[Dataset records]
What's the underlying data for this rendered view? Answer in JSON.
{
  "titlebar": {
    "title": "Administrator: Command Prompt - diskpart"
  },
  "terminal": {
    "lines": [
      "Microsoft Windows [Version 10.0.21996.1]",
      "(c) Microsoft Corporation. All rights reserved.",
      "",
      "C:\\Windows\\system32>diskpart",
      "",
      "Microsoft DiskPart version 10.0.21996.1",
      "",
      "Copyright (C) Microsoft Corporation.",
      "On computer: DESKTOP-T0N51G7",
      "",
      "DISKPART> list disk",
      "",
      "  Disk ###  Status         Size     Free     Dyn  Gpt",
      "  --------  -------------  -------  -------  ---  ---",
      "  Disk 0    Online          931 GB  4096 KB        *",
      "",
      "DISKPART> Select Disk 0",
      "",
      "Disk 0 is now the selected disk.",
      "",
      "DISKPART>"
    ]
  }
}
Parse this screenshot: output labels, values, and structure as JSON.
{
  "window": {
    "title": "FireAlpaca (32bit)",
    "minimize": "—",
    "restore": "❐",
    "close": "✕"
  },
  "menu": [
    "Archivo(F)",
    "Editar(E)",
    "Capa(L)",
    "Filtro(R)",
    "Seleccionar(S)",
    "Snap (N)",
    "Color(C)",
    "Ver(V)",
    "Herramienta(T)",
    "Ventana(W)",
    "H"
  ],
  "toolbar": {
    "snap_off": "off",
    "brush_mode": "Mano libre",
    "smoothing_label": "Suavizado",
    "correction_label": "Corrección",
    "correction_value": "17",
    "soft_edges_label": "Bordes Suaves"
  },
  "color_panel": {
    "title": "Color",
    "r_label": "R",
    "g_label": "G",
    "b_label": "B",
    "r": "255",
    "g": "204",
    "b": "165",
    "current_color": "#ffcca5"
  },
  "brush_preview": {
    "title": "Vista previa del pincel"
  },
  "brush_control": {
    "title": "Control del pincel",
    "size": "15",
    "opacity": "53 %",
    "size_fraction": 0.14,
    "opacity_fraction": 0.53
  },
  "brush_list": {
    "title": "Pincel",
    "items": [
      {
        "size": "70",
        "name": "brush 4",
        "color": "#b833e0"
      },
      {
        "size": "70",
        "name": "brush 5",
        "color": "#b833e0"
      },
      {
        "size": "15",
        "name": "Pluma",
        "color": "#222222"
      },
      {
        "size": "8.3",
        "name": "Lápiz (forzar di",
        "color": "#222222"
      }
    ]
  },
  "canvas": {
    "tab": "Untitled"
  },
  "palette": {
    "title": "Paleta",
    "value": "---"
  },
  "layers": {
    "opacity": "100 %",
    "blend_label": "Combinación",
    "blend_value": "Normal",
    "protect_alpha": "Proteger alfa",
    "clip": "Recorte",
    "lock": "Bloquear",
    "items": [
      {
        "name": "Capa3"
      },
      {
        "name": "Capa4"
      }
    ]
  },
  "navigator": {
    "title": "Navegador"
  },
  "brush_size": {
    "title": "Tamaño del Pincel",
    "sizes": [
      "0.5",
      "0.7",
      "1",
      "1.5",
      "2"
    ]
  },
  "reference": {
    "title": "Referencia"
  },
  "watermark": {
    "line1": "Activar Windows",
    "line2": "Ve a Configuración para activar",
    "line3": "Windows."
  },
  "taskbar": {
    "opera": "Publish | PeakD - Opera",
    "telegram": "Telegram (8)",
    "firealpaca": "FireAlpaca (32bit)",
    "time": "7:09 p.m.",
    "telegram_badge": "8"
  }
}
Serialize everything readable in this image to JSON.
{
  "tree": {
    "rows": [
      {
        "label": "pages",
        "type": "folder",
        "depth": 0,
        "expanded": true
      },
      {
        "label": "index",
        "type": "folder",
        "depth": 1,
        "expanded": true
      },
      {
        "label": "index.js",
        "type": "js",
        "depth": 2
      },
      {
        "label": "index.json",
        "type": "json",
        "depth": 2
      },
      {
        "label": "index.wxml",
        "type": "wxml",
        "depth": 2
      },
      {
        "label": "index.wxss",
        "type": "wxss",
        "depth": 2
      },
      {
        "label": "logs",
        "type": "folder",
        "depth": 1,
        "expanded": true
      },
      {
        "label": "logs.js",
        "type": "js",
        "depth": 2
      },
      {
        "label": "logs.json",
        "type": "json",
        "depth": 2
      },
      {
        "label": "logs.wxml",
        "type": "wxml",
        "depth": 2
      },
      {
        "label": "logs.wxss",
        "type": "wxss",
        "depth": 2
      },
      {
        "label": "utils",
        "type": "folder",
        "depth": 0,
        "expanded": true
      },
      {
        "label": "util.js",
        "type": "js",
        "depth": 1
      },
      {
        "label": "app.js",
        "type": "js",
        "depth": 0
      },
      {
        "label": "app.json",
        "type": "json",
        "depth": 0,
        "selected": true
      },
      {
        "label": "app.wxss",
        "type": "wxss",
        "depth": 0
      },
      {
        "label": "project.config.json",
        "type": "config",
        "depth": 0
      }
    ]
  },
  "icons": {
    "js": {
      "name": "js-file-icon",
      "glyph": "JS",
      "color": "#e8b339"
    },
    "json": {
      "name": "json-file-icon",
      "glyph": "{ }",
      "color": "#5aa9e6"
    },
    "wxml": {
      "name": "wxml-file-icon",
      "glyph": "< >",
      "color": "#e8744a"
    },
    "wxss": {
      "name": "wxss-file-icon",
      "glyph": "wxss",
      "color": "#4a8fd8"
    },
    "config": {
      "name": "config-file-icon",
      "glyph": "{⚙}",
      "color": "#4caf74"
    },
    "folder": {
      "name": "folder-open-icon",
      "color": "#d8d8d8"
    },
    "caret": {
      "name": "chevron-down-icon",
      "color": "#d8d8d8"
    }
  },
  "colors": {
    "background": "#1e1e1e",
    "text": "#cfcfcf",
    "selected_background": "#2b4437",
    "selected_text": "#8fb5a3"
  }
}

> **The problem**:
Please reproduce all of the entries exactly as they stand.

> **Solved problem**:
What's the underlying data for this rendered view? Answer in JSON.
{
  "titlebar": {
    "title": "Administrator: Command Prompt - diskpart"
  },
  "terminal": {
    "lines": [
      "Microsoft Windows [Version 10.0.21996.1]",
      "(c) Microsoft Corporation. All rights reserved.",
      "",
      "C:\\Windows\\system32>diskpart",
      "",
      "Microsoft DiskPart version 10.0.21996.1",
      "",
      "Copyright (C) Microsoft Corporation.",
      "On computer: DESKTOP-T0N51G7",
      "",
      "DISKPART> list disk",
      "",
      "  Disk ###  Status         Size     Free     Dyn  Gpt",
      "  --------  -------------  -------  -------  ---  ---",
      "  Disk 0    Online          931 GB  4096 KB        *",
      "",
      "DISKPART> Select Disk 0",
      "",
      "Disk 0 is now the selected disk.",
      "",
      "DISKPART>"
    ]
  }
}
Parse this screenshot: output labels, values, and structure as JSON.
{
  "window": {
    "title": "FireAlpaca (32bit)",
    "minimize": "—",
    "restore": "❐",
    "close": "✕"
  },
  "menu": [
    "Archivo(F)",
    "Editar(E)",
    "Capa(L)",
    "Filtro(R)",
    "Seleccionar(S)",
    "Snap (N)",
    "Color(C)",
    "Ver(V)",
    "Herramienta(T)",
    "Ventana(W)",
    "H"
  ],
  "toolbar": {
    "snap_off": "off",
    "brush_mode": "Mano libre",
    "smoothing_label": "Suavizado",
    "correction_label": "Corrección",
    "correction_value": "17",
    "soft_edges_label": "Bordes Suaves"
  },
  "color_panel": {
    "title": "Color",
    "r_label": "R",
    "g_label": "G",
    "b_label": "B",
    "r": "255",
    "g": "204",
    "b": "165",
    "current_color": "#ffcca5"
  },
  "brush_preview": {
    "title": "Vista previa del pincel"
  },
  "brush_control": {
    "title": "Control del pincel",
    "size": "15",
    "opacity": "53 %",
    "size_fraction": 0.14,
    "opacity_fraction": 0.53
  },
  "brush_list": {
    "title": "Pincel",
    "items": [
      {
        "size": "70",
        "name": "brush 4",
        "color": "#b833e0"
      },
      {
        "size": "70",
        "name": "brush 5",
        "color": "#b833e0"
      },
      {
        "size": "15",
        "name": "Pluma",
        "color": "#222222"
      },
      {
        "size": "8.3",
        "name": "Lápiz (forzar di",
        "color": "#222222"
      }
    ]
  },
  "canvas": {
    "tab": "Untitled"
  },
  "palette": {
    "title": "Paleta",
    "value": "---"
  },
  "layers": {
    "opacity": "100 %",
    "blend_label": "Combinación",
    "blend_value": "Normal",
    "protect_alpha": "Proteger alfa",
    "clip": "Recorte",
    "lock": "Bloquear",
    "items": [
      {
        "name": "Capa3"
      },
      {
        "name": "Capa4"
      }
    ]
  },
  "navigator": {
    "title": "Navegador"
  },
  "brush_size": {
    "title": "Tamaño del Pincel",
    "sizes": [
      "0.5",
      "0.7",
      "1",
      "1.5",
      "2"
    ]
  },
  "reference": {
    "title": "Referencia"
  },
  "watermark": {
    "line1": "Activar Windows",
    "line2": "Ve a Configuración para activar",
    "line3": "Windows."
  },
  "taskbar": {
    "opera": "Publish | PeakD - Opera",
    "telegram": "Telegram (8)",
    "firealpaca": "FireAlpaca (32bit)",
    "time": "7:09 p.m.",
    "telegram_badge": "8"
  }
}
Serialize everything readable in this image to JSON.
{
  "tree": {
    "rows": [
      {
        "label": "pages",
        "type": "folder",
        "depth": 0,
        "expanded": true
      },
      {
        "label": "index",
        "type": "folder",
        "depth": 1,
        "expanded": true
      },
      {
        "label": "index.js",
        "type": "js",
        "depth": 2
      },
      {
        "label": "index.json",
        "type": "json",
        "depth": 2
      },
      {
        "label": "index.wxml",
        "type": "wxml",
        "depth": 2
      },
      {
        "label": "index.wxss",
        "type": "wxss",
        "depth": 2
      },
      {
        "label": "logs",
        "type": "folder",
        "depth": 1,
        "expanded": true
      },
      {
        "label": "logs.js",
        "type": "js",
        "depth": 2
      },
      {
        "label": "logs.json",
        "type": "json",
        "depth": 2
      },
      {
        "label": "logs.wxml",
        "type": "wxml",
        "depth": 2
      },
      {
        "label": "logs.wxss",
        "type": "wxss",
        "depth": 2
      },
      {
        "label": "utils",
        "type": "folder",
        "depth": 0,
        "expanded": true
      },
      {
        "label": "util.js",
        "type": "js",
        "depth": 1
      },
      {
        "label": "app.js",
        "type": "js",
        "depth": 0
      },
      {
        "label": "app.json",
        "type": "json",
        "depth": 0,
        "selected": true
      },
      {
        "label": "app.wxss",
        "type": "wxss",
        "depth": 0
      },
      {
        "label": "project.config.json",
        "type": "config",
        "depth": 0
      }
    ]
  },
  "icons": {
    "js": {
      "name": "js-file-icon",
      "glyph": "JS",
      "color": "#e8b339"
    },
    "json": {
      "name": "json-file-icon",
      "glyph": "{ }",
      "color": "#5aa9e6"
    },
    "wxml": {
      "name": "wxml-file-icon",
      "glyph": "< >",
      "color": "#e8744a"
    },
    "wxss": {
      "name": "wxss-file-icon",
      "glyph": "wxss",
      "color": "#4a8fd8"
    },
    "config": {
      "name": "config-file-icon",
      "glyph": "{⚙}",
      "color": "#4caf74"
    },
    "folder": {
      "name": "folder-open-icon",
      "color": "#d8d8d8"
    },
    "caret": {
      "name": "chevron-down-icon",
      "color": "#d8d8d8"
    }
  },
  "colors": {
    "background": "#1e1e1e",
    "text": "#cfcfcf",
    "selected_background": "#2b4437",
    "selected_text": "#8fb5a3"
  }
}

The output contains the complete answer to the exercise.